■ **Task to complete**
Out of the lines below, please list those that hold the string "screenshot".

** BEGIN Dataset extract **

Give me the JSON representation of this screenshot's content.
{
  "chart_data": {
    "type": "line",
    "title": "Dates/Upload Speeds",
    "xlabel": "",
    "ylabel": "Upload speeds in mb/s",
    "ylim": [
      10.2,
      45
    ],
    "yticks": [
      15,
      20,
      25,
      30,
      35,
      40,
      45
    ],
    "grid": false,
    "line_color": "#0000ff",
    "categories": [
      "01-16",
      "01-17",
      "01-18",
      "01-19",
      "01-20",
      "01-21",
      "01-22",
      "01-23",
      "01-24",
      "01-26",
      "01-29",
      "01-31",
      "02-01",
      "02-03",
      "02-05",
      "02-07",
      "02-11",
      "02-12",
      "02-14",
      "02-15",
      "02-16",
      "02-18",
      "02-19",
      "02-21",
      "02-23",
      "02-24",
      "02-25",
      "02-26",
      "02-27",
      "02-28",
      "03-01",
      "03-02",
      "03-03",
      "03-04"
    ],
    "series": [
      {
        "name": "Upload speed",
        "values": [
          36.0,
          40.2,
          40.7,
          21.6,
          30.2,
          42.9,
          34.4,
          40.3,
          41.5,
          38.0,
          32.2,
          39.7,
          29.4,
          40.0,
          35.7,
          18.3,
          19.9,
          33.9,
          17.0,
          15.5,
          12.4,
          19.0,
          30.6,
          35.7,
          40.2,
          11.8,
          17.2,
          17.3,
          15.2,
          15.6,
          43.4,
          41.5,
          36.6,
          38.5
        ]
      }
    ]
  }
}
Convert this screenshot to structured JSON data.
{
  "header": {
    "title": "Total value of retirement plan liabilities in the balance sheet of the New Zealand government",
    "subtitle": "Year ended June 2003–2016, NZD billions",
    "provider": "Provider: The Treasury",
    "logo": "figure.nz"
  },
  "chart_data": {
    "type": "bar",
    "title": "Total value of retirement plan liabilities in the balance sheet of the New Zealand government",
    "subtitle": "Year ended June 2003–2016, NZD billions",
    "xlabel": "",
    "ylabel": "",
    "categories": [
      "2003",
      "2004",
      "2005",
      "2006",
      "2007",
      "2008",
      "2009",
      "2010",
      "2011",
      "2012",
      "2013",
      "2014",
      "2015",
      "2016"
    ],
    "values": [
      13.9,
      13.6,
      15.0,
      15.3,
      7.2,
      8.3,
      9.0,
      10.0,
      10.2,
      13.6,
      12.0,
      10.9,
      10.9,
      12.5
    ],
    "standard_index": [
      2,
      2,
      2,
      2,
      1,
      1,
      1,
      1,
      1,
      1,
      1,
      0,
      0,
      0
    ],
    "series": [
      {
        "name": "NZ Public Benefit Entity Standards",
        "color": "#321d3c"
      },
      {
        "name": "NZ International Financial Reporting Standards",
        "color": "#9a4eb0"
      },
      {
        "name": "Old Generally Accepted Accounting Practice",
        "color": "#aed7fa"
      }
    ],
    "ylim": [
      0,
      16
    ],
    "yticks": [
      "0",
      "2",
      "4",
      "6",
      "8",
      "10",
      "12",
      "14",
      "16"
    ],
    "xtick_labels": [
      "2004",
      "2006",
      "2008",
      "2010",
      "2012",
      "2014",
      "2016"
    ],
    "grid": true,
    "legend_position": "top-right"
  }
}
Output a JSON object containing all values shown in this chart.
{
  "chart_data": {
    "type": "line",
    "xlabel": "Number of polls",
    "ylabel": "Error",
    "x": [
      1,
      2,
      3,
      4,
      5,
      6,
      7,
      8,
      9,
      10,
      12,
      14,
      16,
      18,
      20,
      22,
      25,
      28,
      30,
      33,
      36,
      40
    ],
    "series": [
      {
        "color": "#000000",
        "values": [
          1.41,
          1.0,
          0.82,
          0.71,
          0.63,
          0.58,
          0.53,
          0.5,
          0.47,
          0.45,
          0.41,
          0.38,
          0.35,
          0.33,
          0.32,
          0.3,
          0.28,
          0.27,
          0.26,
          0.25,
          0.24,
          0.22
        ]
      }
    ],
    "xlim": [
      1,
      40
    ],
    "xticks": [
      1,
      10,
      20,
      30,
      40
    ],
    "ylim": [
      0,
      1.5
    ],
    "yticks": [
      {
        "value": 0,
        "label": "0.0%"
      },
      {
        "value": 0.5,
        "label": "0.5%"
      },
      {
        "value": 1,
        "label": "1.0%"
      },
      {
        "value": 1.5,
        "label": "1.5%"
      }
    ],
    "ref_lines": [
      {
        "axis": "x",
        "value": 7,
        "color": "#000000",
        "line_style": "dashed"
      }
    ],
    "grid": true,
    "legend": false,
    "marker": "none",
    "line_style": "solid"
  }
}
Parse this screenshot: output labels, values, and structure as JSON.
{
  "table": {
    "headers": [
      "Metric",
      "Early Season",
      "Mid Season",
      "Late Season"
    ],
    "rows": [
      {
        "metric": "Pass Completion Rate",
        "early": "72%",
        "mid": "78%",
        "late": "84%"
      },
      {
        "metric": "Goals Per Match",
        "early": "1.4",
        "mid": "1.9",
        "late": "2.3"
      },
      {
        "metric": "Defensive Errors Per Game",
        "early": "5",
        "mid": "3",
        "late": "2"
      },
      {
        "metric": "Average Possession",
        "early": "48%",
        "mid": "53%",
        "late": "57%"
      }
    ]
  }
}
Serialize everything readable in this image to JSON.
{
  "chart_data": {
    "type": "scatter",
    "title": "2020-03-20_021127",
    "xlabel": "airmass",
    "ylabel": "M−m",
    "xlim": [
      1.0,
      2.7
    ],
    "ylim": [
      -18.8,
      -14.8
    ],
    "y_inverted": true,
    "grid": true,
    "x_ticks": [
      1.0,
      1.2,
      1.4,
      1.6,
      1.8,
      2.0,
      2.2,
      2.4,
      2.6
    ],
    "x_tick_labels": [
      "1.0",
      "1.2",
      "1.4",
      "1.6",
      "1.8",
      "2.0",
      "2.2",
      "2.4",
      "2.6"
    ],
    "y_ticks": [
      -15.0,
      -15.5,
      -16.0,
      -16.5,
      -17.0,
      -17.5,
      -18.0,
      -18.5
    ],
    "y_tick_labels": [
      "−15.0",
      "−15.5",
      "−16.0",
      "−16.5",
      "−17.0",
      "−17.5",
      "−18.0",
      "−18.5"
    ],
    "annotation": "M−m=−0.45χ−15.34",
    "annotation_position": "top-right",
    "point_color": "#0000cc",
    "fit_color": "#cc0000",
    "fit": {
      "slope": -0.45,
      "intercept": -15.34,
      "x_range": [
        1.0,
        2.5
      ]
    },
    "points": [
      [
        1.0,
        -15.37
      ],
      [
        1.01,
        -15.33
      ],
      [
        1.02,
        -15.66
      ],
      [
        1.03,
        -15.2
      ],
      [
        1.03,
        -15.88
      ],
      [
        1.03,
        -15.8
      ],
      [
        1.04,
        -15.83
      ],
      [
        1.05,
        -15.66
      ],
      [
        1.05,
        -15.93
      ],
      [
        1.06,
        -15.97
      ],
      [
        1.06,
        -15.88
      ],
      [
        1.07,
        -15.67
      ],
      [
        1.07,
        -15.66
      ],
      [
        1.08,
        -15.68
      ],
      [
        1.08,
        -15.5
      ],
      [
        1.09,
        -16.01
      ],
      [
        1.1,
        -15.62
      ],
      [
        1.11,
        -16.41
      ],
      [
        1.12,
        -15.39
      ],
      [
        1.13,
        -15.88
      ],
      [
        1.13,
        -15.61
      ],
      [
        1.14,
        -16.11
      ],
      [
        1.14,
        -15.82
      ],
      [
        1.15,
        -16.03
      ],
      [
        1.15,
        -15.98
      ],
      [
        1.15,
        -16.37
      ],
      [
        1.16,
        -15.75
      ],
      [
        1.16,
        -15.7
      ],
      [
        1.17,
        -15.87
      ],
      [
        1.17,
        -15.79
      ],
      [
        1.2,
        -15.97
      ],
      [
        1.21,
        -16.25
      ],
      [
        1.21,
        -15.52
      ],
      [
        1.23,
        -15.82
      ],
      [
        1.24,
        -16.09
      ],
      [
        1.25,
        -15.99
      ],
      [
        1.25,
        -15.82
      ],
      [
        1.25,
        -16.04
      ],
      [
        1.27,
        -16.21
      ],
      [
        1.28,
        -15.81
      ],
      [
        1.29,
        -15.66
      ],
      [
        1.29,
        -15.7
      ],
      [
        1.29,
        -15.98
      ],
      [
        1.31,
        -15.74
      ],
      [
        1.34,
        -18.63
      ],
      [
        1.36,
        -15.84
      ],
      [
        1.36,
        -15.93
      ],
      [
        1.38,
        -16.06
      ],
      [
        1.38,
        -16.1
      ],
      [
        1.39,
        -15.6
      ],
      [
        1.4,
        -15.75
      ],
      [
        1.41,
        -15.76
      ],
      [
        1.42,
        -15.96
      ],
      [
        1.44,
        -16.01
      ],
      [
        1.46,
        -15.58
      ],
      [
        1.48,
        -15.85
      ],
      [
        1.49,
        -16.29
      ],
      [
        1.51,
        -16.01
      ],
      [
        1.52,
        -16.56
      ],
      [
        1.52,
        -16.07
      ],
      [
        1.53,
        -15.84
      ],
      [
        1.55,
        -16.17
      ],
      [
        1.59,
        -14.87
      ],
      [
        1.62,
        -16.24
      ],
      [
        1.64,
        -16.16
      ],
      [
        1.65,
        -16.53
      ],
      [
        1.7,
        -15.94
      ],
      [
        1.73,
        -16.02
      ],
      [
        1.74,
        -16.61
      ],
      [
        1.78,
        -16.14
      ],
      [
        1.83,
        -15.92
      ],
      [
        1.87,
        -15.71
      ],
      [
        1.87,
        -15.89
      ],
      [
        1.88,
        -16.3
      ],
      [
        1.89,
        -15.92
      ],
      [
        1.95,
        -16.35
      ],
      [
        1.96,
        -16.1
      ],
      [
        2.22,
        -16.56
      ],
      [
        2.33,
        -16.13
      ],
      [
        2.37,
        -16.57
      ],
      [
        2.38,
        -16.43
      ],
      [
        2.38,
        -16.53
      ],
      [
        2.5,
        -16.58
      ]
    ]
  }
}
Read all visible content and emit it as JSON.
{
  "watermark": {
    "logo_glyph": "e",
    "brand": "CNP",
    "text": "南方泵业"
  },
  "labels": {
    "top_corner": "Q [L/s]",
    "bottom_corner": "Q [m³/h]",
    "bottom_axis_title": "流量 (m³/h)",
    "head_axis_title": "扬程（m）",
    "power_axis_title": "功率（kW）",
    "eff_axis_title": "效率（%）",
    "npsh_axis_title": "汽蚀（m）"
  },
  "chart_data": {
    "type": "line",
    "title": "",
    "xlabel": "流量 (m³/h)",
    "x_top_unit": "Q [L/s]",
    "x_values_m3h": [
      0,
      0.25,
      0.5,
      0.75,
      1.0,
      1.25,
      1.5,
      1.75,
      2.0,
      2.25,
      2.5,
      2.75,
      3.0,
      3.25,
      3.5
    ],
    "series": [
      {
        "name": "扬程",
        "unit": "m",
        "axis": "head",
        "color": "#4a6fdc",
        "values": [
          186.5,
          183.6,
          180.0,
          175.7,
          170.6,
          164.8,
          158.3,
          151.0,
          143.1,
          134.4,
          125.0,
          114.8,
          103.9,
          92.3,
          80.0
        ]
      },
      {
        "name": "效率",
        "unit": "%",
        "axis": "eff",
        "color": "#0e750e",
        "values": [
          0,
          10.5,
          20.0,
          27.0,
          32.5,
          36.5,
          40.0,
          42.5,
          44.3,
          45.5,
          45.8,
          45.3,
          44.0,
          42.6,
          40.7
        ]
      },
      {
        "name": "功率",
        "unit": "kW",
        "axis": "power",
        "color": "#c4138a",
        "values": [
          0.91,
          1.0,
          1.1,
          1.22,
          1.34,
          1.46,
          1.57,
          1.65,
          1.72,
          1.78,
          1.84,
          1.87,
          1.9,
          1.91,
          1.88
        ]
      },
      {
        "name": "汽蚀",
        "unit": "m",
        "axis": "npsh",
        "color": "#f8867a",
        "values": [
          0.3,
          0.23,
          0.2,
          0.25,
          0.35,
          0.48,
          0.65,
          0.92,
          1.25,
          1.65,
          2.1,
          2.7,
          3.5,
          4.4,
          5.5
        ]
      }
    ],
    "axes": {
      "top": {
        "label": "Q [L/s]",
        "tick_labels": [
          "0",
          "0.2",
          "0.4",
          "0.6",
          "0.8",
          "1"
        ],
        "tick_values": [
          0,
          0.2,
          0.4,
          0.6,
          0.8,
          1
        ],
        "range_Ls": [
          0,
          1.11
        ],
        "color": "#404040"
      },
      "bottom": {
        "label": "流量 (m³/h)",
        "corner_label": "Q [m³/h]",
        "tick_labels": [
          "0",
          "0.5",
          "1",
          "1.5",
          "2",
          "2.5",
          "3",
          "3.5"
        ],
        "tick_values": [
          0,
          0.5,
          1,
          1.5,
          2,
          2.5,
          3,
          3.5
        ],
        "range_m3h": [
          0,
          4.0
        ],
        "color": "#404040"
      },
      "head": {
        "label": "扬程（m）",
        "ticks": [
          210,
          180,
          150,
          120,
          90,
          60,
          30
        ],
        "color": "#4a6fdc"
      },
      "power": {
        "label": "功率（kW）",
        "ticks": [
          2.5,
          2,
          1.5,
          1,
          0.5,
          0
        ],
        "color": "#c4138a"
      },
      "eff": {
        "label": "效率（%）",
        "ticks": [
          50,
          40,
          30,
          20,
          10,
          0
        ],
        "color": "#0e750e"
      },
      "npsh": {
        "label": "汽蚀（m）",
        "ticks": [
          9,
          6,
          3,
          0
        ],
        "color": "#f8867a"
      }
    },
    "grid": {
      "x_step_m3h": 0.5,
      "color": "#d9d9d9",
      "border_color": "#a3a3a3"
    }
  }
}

** END Dataset extract **

■ **Answer below**
Give me the JSON representation of this screenshot's content.
Convert this screenshot to structured JSON data.
Parse this screenshot: output labels, values, and structure as JSON.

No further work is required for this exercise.